Study text:
Majority of women in group I &II delivered vaginally. None other maternal or foetal variable compared showed significant difference. Table 4, Table 5 demonstrates maternal and foetal variables assessed in group III and control. PE, GDM (p=0.559, p=0.171) and other maternal variables assessed none was significantly different from control group. Among foetal variables assessed IUGR, IUFD (p=0.545 p=0.154), and none other foetal parameter assessed was significantly different from control group. Equal number of women in both the groups had LSCS for foetal distress.

Table 6

Comparison of foetal variables in group III and Control

Foetal Variables	Group III ( n=66)		Control (n=66)		p value
	Number (%)	Percent	number	Percent (%)
Preterm Birth	2	3.03	1	1.51	0.559
IUGR	7	10.60	5	7.57	0.545
IUFD	2	3.03	0	0	0.154
Foetal Distress	10	15.15	8	12.12	0.457
Low APGAR at 5 Minute	4	6.06	1	1.51	0.171
NICU Admission	5	7.57	2	3.03	0.300
Neonatal hypothyroidism	0	0	0	0	-

Discussion

The overall prevalence of hypothyroidism in our study was 10.2%, with SCH and OH being present in 6.4% & 3.8% women respectively. This value is similar to, an Indian study by Sahu et al who reported a prevalence of SCH and OH as 6.47% & 4.38% respectively.6 these both studies done in tertiary health center.

These results are higher than developing countries, like USA, UK. Studies from USA have reported the overall incidence of hypothyroidism between 2.2%- 2.5% with an incidence of SCH and OH ranging from 2.2%-2.3% and 0.2%-0.3% respectively.2, 3, 4

Prevalence of both SCH & OH is higher in iodine deficiency regions in India.13 The USA, UK and Finland are a relatively iodine sufficient countries; there is also have adequate iodine supplementation and even pregnant population has sufficient iodine intake.17, 18, 13

Studies conducted in the past, showed that by using the classical non pregnant reference range, one might misdiagnose as “normal’ those women who already have a slight TSH elevation.5 ATA Guidelines recommend that TSH upper cut off value for pregnant women & for women on L-thyroxin therapy should be <2.5IU/L in first trimester and <3.0IU/L in second and third trimester.13

Although several studies are available from different regions of the world it is essential to develop norms for Indian population. No difference was observed in the demographic profile of group III and control group.

(Records from a data collection)
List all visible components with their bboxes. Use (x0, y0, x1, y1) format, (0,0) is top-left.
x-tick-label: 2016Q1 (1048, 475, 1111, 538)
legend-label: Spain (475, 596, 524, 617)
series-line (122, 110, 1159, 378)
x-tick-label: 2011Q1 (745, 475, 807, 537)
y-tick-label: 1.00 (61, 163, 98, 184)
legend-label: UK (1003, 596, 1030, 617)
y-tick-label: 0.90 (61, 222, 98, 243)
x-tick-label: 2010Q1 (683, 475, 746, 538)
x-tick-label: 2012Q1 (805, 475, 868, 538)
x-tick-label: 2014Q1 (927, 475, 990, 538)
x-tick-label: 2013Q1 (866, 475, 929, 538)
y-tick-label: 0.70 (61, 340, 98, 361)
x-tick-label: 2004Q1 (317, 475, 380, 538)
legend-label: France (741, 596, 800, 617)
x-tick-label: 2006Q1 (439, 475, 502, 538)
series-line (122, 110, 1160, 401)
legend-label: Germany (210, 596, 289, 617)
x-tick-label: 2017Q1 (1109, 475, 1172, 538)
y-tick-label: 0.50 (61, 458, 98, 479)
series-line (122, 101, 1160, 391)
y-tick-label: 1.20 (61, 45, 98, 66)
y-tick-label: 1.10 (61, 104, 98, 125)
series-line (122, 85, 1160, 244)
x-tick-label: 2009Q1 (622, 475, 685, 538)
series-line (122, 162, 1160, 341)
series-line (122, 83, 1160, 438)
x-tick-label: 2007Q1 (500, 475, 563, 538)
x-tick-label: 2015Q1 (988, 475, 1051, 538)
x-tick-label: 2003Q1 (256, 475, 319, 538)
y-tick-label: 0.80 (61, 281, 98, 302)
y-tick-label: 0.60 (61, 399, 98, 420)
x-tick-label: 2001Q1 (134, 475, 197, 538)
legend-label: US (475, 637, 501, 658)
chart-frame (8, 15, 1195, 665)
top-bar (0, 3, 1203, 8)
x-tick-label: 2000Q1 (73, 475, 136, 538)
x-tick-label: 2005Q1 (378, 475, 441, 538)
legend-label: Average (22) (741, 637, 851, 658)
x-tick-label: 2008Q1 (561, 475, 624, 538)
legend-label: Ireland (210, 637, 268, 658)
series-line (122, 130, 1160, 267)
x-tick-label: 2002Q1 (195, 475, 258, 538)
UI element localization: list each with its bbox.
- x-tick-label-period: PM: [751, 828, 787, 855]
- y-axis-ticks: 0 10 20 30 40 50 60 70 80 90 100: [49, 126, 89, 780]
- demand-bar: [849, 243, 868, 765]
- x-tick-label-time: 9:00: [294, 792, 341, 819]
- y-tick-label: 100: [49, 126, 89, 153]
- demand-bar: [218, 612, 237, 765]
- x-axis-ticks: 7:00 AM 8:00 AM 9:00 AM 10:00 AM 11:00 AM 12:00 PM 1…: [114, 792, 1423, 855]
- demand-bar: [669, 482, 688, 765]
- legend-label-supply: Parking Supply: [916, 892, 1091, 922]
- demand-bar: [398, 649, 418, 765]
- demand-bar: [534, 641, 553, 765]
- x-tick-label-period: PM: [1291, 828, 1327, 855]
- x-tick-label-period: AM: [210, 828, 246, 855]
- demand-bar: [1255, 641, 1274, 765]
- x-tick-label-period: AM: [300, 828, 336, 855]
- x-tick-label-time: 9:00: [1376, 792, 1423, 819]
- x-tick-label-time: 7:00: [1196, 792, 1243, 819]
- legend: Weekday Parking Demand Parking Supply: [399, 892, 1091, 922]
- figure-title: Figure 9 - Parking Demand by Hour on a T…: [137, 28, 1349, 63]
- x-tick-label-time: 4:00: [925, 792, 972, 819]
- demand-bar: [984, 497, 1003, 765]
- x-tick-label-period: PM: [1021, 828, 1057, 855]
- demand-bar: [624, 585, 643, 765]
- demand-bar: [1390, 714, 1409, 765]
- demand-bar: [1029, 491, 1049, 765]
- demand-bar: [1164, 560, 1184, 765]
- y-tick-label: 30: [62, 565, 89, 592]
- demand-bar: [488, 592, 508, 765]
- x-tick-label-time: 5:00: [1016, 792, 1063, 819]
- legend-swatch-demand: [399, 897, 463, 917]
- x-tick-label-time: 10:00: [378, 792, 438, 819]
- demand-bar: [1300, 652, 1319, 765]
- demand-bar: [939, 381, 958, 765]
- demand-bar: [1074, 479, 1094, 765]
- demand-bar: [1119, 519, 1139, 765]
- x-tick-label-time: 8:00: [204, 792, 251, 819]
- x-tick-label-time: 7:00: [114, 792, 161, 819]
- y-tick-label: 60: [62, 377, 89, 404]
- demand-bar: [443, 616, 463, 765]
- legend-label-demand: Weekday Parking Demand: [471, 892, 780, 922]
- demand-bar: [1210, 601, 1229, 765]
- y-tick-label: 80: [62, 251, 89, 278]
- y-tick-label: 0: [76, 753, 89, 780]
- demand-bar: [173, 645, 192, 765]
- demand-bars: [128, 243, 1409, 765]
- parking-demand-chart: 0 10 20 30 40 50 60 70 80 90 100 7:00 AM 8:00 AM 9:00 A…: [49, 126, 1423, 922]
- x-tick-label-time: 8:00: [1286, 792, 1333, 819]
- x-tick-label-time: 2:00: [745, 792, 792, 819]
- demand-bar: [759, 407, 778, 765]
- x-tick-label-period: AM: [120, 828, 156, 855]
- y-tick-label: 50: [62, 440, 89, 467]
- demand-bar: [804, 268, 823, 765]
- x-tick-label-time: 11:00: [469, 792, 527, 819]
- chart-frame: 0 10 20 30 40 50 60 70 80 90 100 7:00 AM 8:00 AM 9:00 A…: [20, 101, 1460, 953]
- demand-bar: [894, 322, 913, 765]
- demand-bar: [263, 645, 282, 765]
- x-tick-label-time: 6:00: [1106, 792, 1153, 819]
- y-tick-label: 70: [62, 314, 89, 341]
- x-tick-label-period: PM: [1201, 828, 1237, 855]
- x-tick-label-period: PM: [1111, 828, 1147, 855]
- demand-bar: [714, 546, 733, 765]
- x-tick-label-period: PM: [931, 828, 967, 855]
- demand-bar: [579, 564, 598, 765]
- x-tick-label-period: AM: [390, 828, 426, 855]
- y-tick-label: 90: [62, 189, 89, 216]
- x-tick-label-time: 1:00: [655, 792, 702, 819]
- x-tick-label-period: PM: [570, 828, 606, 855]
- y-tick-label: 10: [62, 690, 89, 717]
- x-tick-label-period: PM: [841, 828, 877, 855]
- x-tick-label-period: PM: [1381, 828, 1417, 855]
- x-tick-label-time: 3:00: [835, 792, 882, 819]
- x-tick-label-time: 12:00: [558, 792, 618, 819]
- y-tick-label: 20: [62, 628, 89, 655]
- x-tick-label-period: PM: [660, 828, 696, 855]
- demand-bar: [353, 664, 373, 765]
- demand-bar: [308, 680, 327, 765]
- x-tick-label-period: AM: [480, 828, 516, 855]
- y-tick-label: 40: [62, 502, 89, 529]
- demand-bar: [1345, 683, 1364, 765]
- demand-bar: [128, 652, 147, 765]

Problem to solve:
Please repeat the hypothyroidism text word for word from "The overall prevalence" to "tertiary health center.".

Response box:
The overall prevalence of hypothyroidism in our study was 10.2%, with SCH and OH being present in 6.4% & 3.8% women respectively. This value is similar to, an Indian study by Sahu et al who reported a prevalence of SCH and OH as 6.47% & 4.38% respectively.6 these both studies done in tertiary health center.